*Your goal*. Could you extract every entry below and reproduce it exactly?

>> Start

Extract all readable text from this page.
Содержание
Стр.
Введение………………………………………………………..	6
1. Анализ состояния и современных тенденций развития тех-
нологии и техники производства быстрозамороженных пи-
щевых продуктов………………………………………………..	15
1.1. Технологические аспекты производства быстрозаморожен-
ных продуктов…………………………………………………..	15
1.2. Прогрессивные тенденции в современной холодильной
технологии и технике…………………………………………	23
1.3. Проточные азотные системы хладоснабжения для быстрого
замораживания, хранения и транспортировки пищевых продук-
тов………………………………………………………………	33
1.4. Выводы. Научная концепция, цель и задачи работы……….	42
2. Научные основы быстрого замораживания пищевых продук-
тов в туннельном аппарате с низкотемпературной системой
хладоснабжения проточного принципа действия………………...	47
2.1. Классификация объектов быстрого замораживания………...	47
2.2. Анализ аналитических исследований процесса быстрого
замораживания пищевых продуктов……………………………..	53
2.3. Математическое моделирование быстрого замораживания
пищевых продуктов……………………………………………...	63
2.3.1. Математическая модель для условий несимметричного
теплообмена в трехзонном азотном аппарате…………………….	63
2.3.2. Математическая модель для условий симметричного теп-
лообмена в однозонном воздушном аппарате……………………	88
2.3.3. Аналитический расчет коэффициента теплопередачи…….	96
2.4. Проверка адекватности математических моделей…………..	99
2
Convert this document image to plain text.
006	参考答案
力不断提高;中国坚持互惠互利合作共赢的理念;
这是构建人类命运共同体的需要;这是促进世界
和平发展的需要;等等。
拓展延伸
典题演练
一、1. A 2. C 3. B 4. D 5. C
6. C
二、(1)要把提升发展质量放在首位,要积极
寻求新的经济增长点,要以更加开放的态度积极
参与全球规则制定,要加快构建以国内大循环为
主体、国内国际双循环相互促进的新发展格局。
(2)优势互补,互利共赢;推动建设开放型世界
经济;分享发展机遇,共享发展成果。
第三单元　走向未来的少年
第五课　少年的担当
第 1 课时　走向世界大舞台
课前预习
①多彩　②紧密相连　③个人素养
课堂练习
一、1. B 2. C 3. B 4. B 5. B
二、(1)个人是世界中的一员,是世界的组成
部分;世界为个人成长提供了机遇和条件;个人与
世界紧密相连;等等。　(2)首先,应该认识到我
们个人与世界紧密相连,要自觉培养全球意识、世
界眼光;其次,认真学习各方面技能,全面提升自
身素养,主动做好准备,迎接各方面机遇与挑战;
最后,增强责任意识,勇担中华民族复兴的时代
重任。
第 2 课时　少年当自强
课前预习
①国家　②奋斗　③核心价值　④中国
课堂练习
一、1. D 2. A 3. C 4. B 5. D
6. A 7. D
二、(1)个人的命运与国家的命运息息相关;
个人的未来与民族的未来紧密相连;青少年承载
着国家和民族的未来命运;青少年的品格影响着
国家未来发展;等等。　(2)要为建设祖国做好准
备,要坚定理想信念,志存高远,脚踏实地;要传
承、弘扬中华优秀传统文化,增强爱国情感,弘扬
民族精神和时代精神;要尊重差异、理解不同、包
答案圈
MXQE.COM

>> End

*Final result*.
Extract all readable text from this page.
Содержание
Стр.
Введение………………………………………………………..	6
1. Анализ состояния и современных тенденций развития тех-
нологии и техники производства быстрозамороженных пи-
щевых продуктов………………………………………………..	15
1.1. Технологические аспекты производства быстрозаморожен-
ных продуктов…………………………………………………..	15
1.2. Прогрессивные тенденции в современной холодильной
технологии и технике…………………………………………	23
1.3. Проточные азотные системы хладоснабжения для быстрого
замораживания, хранения и транспортировки пищевых продук-
тов………………………………………………………………	33
1.4. Выводы. Научная концепция, цель и задачи работы……….	42
2. Научные основы быстрого замораживания пищевых продук-
тов в туннельном аппарате с низкотемпературной системой
хладоснабжения проточного принципа действия………………...	47
2.1. Классификация объектов быстрого замораживания………...	47
2.2. Анализ аналитических исследований процесса быстрого
замораживания пищевых продуктов……………………………..	53
2.3. Математическое моделирование быстрого замораживания
пищевых продуктов……………………………………………...	63
2.3.1. Математическая модель для условий несимметричного
теплообмена в трехзонном азотном аппарате…………………….	63
2.3.2. Математическая модель для условий симметричного теп-
лообмена в однозонном воздушном аппарате……………………	88
2.3.3. Аналитический расчет коэффициента теплопередачи…….	96
2.4. Проверка адекватности математических моделей…………..	99
2
Convert this document image to plain text.
006	参考答案
力不断提高;中国坚持互惠互利合作共赢的理念;
这是构建人类命运共同体的需要;这是促进世界
和平发展的需要;等等。
拓展延伸
典题演练
一、1. A 2. C 3. B 4. D 5. C
6. C
二、(1)要把提升发展质量放在首位,要积极
寻求新的经济增长点,要以更加开放的态度积极
参与全球规则制定,要加快构建以国内大循环为
主体、国内国际双循环相互促进的新发展格局。
(2)优势互补,互利共赢;推动建设开放型世界
经济;分享发展机遇,共享发展成果。
第三单元　走向未来的少年
第五课　少年的担当
第 1 课时　走向世界大舞台
课前预习
①多彩　②紧密相连　③个人素养
课堂练习
一、1. B 2. C 3. B 4. B 5. B
二、(1)个人是世界中的一员,是世界的组成
部分;世界为个人成长提供了机遇和条件;个人与
世界紧密相连;等等。　(2)首先,应该认识到我
们个人与世界紧密相连,要自觉培养全球意识、世
界眼光;其次,认真学习各方面技能,全面提升自
身素养,主动做好准备,迎接各方面机遇与挑战;
最后,增强责任意识,勇担中华民族复兴的时代
重任。
第 2 课时　少年当自强
课前预习
①国家　②奋斗　③核心价值　④中国
课堂练习
一、1. D 2. A 3. C 4. B 5. D
6. A 7. D
二、(1)个人的命运与国家的命运息息相关;
个人的未来与民族的未来紧密相连;青少年承载
着国家和民族的未来命运;青少年的品格影响着
国家未来发展;等等。　(2)要为建设祖国做好准
备,要坚定理想信念,志存高远,脚踏实地;要传
承、弘扬中华优秀传统文化,增强爱国情感,弘扬
民族精神和时代精神;要尊重差异、理解不同、包
答案圈
MXQE.COM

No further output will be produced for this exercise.